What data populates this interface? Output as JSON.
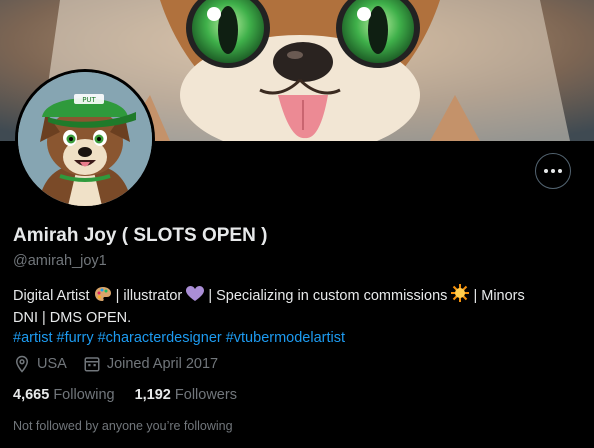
{
  "profile": {
    "display_name": "Amirah Joy ( SLOTS OPEN )",
    "handle": "@amirah_joy1",
    "bio_line1_a": "Digital Artist",
    "bio_line1_b": "| illustrator",
    "bio_line1_c": "| Specializing in custom commissions",
    "bio_line1_d": "| Minors",
    "bio_line2": "DNI | DMS OPEN.",
    "hashtags": [
      "#artist",
      "#furry",
      "#characterdesigner",
      "#vtubermodelartist"
    ],
    "location": "USA",
    "joined": "Joined April 2017",
    "following_count": "4,665",
    "following_label": "Following",
    "followers_count": "1,192",
    "followers_label": "Followers",
    "follow_note": "Not followed by anyone you’re following"
  },
  "icons": {
    "more": "more-horizontal-icon",
    "location": "location-pin-icon",
    "calendar": "calendar-icon",
    "emoji_palette": "palette-emoji",
    "emoji_heart": "purple-heart-emoji",
    "emoji_sun": "sun-emoji"
  },
  "colors": {
    "background": "#000000",
    "text": "#e7e9ea",
    "secondary": "#71767b",
    "link": "#1d9bf0",
    "border": "#536471"
  }
}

++++++++

▶ **Work required**:
Give back the entries verbatim. Do not include any picture.

▶ **Correct result**:
What data populates this interface? Output as JSON.
{
  "profile": {
    "display_name": "Amirah Joy ( SLOTS OPEN )",
    "handle": "@amirah_joy1",
    "bio_line1_a": "Digital Artist",
    "bio_line1_b": "| illustrator",
    "bio_line1_c": "| Specializing in custom commissions",
    "bio_line1_d": "| Minors",
    "bio_line2": "DNI | DMS OPEN.",
    "hashtags": [
      "#artist",
      "#furry",
      "#characterdesigner",
      "#vtubermodelartist"
    ],
    "location": "USA",
    "joined": "Joined April 2017",
    "following_count": "4,665",
    "following_label": "Following",
    "followers_count": "1,192",
    "followers_label": "Followers",
    "follow_note": "Not followed by anyone you’re following"
  },
  "icons": {
    "more": "more-horizontal-icon",
    "location": "location-pin-icon",
    "calendar": "calendar-icon",
    "emoji_palette": "palette-emoji",
    "emoji_heart": "purple-heart-emoji",
    "emoji_sun": "sun-emoji"
  },
  "colors": {
    "background": "#000000",
    "text": "#e7e9ea",
    "secondary": "#71767b",
    "link": "#1d9bf0",
    "border": "#536471"
  }
}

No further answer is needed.